Exercise material:
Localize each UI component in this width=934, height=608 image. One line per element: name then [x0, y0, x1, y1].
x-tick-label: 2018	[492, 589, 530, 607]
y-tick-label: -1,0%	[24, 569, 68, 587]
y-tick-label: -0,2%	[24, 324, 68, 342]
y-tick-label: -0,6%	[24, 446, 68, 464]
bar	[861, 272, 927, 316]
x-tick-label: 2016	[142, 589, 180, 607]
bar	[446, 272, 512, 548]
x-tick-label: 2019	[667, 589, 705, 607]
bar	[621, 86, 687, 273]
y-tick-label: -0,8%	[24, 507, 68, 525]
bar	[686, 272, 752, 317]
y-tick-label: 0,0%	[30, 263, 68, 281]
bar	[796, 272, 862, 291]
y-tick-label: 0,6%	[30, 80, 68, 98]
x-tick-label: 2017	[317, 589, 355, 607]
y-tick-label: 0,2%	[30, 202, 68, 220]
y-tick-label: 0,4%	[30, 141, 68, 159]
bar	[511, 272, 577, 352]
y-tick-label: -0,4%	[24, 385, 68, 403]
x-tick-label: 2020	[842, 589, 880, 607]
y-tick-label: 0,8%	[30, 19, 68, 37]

Task statement: Please copy every line of the records above exactly, with nothing changed.

Expected answer:
Localize each UI component in this width=934, height=608 image. One line per element: name then [x0, y0, x1, y1].
x-tick-label: 2018	[492, 589, 530, 607]
y-tick-label: -1,0%	[24, 569, 68, 587]
y-tick-label: -0,2%	[24, 324, 68, 342]
y-tick-label: -0,6%	[24, 446, 68, 464]
bar	[861, 272, 927, 316]
x-tick-label: 2016	[142, 589, 180, 607]
bar	[446, 272, 512, 548]
x-tick-label: 2019	[667, 589, 705, 607]
bar	[621, 86, 687, 273]
y-tick-label: -0,8%	[24, 507, 68, 525]
bar	[686, 272, 752, 317]
y-tick-label: 0,0%	[30, 263, 68, 281]
bar	[796, 272, 862, 291]
y-tick-label: 0,6%	[30, 80, 68, 98]
x-tick-label: 2017	[317, 589, 355, 607]
y-tick-label: 0,2%	[30, 202, 68, 220]
y-tick-label: 0,4%	[30, 141, 68, 159]
bar	[511, 272, 577, 352]
y-tick-label: -0,4%	[24, 385, 68, 403]
x-tick-label: 2020	[842, 589, 880, 607]
y-tick-label: 0,8%	[30, 19, 68, 37]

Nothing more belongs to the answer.